**TASK INSTRUCTIONS**: Identify all lines in the listing that include the word "value", and copy them out.

>> Start RECORDS PROVIDED

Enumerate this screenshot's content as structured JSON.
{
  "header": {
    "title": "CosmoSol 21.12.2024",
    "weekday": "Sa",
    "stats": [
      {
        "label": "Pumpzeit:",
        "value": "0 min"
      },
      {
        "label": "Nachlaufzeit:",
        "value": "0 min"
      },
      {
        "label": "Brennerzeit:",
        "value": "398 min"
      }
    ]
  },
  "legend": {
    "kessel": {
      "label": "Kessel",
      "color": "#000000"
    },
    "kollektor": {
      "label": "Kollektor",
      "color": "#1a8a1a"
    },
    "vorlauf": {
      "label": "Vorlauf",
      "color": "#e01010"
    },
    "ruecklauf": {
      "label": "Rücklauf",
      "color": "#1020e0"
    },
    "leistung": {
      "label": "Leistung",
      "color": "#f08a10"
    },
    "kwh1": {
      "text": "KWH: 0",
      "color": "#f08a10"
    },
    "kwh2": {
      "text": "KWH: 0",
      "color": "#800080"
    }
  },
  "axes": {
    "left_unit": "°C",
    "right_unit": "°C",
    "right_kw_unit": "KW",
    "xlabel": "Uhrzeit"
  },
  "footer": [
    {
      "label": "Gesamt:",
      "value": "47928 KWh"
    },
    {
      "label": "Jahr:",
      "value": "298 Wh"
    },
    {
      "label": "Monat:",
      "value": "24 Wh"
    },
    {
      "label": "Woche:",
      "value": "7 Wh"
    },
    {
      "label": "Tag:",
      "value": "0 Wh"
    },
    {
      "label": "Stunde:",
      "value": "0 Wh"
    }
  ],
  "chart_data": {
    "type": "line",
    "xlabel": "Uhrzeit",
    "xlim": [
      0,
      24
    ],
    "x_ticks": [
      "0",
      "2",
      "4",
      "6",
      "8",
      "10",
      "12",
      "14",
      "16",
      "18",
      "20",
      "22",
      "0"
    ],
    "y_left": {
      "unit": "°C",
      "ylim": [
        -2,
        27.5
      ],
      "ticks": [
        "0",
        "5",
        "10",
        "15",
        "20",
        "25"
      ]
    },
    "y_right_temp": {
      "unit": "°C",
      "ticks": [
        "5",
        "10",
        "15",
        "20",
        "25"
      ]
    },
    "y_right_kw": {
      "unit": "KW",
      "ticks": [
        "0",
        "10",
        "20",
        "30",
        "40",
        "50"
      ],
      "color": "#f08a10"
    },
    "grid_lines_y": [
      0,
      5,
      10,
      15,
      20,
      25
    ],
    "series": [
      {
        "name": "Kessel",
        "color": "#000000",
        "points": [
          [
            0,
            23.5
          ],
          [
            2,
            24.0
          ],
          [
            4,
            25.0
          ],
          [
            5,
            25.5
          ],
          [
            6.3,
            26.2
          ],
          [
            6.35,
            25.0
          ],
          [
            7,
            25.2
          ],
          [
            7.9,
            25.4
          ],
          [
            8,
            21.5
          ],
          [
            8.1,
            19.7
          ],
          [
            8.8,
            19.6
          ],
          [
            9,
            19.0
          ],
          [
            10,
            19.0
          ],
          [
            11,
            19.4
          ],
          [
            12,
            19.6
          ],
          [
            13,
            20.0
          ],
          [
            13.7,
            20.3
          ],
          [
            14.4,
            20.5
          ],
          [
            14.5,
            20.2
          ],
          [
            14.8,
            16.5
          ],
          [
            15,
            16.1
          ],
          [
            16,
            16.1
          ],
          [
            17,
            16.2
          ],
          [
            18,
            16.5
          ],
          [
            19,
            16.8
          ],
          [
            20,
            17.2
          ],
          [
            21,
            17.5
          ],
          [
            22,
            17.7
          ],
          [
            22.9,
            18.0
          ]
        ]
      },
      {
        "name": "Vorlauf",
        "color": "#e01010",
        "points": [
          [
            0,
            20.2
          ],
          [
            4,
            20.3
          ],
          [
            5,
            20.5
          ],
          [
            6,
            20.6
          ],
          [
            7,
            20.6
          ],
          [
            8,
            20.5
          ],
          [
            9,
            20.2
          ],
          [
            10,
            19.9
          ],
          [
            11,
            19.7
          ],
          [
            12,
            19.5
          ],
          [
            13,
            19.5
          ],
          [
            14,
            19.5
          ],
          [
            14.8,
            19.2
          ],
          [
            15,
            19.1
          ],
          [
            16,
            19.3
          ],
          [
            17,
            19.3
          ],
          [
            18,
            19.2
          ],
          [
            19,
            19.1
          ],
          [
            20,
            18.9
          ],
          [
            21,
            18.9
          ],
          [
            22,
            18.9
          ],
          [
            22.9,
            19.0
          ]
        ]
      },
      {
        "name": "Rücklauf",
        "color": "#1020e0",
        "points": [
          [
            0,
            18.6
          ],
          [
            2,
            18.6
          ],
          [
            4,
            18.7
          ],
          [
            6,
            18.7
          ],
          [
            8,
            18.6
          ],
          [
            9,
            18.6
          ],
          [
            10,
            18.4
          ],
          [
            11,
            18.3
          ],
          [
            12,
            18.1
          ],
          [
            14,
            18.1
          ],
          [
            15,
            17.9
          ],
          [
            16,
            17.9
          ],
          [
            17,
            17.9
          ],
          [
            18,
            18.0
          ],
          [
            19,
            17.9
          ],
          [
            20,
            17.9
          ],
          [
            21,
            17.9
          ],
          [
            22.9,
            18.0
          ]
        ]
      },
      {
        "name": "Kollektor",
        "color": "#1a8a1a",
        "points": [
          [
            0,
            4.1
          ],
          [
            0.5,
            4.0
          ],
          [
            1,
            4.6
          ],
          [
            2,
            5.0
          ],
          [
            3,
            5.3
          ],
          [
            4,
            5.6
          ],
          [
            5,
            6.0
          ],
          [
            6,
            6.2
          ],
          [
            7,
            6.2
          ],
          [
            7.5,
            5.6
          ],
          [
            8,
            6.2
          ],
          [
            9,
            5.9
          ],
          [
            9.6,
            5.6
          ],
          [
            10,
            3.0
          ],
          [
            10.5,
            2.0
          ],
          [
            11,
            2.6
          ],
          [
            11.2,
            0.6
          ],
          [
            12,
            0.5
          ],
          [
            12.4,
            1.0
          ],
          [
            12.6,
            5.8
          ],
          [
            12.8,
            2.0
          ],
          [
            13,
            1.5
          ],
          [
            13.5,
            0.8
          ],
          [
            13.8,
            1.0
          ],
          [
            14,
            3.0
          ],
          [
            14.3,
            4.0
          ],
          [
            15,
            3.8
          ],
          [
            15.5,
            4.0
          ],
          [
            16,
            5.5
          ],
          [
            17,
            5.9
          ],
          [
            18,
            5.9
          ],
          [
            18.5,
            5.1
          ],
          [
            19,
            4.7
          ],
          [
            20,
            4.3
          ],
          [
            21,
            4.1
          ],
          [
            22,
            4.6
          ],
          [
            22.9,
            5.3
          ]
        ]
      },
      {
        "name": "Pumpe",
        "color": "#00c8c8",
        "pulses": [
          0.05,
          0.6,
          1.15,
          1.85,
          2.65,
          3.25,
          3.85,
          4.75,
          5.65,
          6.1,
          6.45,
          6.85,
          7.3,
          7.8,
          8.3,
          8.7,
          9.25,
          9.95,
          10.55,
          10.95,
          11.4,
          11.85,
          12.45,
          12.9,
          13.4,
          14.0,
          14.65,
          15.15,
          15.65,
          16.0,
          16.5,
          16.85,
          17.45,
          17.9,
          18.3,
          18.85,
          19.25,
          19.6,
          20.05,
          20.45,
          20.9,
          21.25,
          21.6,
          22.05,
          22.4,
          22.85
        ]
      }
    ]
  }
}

>> End RECORDS PROVIDED

**RESPONSE TO THE EXERCISE**:
        "value": "0 min"
        "value": "0 min"
        "value": "398 min"
      "value": "47928 KWh"
      "value": "298 Wh"
      "value": "24 Wh"
      "value": "7 Wh"
      "value": "0 Wh"
      "value": "0 Wh"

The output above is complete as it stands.